• [What is expected]: Please extend the passage on human rights and the justice of actions, picking up after its final sentence.

Another way to make the same point is the issue of human rights. Most societies do not see human rights as a function of consequentialism, but as something inherent to human nature. It is not the harm that comes from torture that offends us but the idea that there is something about human dignity that implies that human beings ought not to be tortured. It is no less unjust to torture someone who possesses great amounts of interior strength such as John McCain who survived being tortured in Vietnam without breaking than it is to torture someone who will crack under the tremendous physical and psychological pressure. Hence, it is not the harm that actually follows from such things as prostitution that makes them just or unjust acts, but whether or not the action itself is just or unjust.

• [The data]:

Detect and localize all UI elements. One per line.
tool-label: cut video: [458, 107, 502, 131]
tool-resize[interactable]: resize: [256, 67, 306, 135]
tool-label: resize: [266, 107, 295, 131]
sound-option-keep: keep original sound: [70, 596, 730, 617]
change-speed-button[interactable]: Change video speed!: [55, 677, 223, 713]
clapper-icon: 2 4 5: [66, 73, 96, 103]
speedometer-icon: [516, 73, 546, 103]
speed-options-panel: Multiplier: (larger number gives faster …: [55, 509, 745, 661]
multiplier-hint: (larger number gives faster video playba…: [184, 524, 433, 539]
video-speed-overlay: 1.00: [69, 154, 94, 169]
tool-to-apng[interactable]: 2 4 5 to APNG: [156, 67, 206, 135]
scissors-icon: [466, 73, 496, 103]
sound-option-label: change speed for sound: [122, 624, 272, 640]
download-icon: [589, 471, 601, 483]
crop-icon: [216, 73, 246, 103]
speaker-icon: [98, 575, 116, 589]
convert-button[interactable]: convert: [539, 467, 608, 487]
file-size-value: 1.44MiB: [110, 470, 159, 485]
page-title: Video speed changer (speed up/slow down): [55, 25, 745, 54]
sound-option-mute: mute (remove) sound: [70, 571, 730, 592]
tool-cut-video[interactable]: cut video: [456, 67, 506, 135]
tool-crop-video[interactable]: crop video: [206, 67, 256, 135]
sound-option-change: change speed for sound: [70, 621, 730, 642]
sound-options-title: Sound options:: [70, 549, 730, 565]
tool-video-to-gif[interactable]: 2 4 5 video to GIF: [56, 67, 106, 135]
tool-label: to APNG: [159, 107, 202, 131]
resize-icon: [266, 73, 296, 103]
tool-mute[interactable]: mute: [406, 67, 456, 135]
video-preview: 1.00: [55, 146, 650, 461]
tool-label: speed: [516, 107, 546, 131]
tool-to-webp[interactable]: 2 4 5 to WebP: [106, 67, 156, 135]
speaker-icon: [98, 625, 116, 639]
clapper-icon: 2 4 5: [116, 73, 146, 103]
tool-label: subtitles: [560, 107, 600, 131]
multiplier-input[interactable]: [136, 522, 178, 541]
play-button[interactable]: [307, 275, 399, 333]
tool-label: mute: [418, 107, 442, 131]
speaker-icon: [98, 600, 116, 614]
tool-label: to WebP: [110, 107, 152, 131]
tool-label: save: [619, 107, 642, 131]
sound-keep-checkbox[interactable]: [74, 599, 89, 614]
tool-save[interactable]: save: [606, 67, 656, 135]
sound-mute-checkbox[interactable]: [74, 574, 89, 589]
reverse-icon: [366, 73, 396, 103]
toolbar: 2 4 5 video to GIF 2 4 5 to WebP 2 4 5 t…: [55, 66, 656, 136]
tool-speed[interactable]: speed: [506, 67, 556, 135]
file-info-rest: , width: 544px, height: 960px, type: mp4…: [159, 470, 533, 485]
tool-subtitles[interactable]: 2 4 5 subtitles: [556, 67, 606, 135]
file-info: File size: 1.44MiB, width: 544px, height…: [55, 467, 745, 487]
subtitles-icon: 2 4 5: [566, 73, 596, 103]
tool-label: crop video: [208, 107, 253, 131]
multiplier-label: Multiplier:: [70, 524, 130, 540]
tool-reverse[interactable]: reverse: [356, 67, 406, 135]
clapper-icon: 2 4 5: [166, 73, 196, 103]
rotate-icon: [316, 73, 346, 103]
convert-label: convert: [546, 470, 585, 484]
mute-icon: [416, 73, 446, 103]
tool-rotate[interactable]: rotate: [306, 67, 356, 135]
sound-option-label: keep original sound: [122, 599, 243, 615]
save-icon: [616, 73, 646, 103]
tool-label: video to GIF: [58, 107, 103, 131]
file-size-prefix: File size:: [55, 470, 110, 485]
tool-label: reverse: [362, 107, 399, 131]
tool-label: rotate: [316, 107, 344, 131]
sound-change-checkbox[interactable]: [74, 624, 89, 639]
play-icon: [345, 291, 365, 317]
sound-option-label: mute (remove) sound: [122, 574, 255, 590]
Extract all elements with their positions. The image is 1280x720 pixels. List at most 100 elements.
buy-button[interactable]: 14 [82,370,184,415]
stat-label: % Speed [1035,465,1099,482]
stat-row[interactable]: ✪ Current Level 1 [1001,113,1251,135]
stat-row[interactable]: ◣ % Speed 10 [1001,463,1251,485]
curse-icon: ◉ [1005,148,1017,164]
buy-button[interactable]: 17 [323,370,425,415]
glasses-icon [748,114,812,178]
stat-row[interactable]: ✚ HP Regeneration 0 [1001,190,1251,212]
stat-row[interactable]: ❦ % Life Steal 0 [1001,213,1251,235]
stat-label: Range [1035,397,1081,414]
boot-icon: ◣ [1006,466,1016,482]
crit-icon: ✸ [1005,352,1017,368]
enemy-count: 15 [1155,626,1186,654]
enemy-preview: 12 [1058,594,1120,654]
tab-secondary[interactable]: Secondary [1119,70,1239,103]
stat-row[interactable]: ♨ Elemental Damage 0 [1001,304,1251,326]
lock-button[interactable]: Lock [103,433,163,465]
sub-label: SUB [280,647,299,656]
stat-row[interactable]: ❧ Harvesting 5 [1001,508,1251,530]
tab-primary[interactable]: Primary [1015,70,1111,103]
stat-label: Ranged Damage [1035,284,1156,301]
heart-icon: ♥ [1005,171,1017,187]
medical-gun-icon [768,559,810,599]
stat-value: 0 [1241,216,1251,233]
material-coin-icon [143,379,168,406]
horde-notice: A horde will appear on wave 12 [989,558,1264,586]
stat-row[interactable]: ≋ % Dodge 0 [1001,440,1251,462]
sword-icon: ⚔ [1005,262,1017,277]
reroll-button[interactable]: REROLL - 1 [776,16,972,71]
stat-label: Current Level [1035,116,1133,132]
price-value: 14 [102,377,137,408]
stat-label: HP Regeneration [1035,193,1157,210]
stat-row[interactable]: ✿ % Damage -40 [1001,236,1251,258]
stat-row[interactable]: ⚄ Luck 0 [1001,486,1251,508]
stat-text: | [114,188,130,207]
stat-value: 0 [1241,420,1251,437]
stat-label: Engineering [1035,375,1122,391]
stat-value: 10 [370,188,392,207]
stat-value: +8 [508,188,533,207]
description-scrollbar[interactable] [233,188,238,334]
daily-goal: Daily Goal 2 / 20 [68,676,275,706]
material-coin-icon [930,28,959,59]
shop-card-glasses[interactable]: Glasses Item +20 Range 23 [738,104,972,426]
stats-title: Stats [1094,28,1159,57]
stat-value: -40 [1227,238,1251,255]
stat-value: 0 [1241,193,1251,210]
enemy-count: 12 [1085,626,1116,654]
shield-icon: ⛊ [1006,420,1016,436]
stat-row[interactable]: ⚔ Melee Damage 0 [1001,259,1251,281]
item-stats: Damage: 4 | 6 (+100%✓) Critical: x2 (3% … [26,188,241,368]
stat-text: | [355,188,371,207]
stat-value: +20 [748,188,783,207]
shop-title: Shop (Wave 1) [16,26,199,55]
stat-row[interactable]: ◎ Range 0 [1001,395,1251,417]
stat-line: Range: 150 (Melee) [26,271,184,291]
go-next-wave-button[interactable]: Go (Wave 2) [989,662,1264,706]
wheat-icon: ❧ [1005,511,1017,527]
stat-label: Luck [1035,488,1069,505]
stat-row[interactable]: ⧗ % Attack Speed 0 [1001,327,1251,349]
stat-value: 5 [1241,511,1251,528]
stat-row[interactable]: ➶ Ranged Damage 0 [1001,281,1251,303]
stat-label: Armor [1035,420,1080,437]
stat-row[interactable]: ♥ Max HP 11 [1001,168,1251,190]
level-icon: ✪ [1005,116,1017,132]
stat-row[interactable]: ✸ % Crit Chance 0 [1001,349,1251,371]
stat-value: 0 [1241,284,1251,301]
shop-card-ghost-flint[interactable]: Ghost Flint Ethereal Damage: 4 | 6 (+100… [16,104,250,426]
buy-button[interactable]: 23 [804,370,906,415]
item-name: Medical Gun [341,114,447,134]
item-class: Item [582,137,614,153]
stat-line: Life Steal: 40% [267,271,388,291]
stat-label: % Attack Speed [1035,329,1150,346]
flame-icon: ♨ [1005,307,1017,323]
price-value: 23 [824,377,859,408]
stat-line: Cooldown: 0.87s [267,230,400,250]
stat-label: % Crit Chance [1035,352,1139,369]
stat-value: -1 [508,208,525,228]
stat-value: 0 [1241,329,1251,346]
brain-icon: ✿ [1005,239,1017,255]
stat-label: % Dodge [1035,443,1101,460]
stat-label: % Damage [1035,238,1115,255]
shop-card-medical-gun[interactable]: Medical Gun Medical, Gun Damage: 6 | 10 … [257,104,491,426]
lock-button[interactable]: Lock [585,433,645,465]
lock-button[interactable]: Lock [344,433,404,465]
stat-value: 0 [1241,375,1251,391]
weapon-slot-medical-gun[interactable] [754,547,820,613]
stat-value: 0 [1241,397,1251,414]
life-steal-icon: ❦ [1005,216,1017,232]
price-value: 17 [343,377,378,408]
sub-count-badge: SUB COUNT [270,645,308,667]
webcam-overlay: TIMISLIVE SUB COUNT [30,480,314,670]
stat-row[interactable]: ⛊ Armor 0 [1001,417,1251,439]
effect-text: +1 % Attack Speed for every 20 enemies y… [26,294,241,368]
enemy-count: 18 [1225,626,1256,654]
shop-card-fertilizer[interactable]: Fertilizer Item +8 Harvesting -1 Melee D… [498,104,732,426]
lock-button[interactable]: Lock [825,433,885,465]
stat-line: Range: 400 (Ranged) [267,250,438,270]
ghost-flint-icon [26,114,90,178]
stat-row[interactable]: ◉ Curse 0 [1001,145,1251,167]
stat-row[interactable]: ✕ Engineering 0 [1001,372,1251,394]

• [Answer to the exercise]:
One may object to this view that such a conception of justice is inherently religious in nature and that law in liberal democracies is, or ought to be, a secular affair and have little concern for morality as defined by the Christian tradition. But one does not need to appeal to religion to find criteria by which to determine if an act such as prostitution is moral or not. One of most strictly materialist moral systems is that of Karl Marx who presented a moral argument against industrial capitalism based on the criterion that it alienates human individuals from their identity as a species-beings. In this critique, it is the material basis of what it means to be human that defines morality. There is room in such a definition of humanity, independent of religiosity, to condemn prostitution. And in fact, virtually every militantly atheist society of modern times has condemned prostitution.
Of course, this is not to say that all secular systems of morality condemn prostitution as an injustice. It is not even to say that religious systems of morality condemn prostitution as an injustice. After all, history tells us that many religious systems included prostitution as part of the cultic rituals. My point, rather, is to suggest that the most frequent framing of the debate on on so called victimless crimes sets the dialog down the wrong path by assuming a relatively modern and innovative view of justice that is at least somewhat at odds with the way that most people understand justice, at least in the western tradition and that the question of what justice plays a tremendously important, and understated, role in the discussion of victimless crimes. And while I will gladly concede that classical view of justice which I present as an alternative is not without its own flaws, that discussion will have to wait for a different day.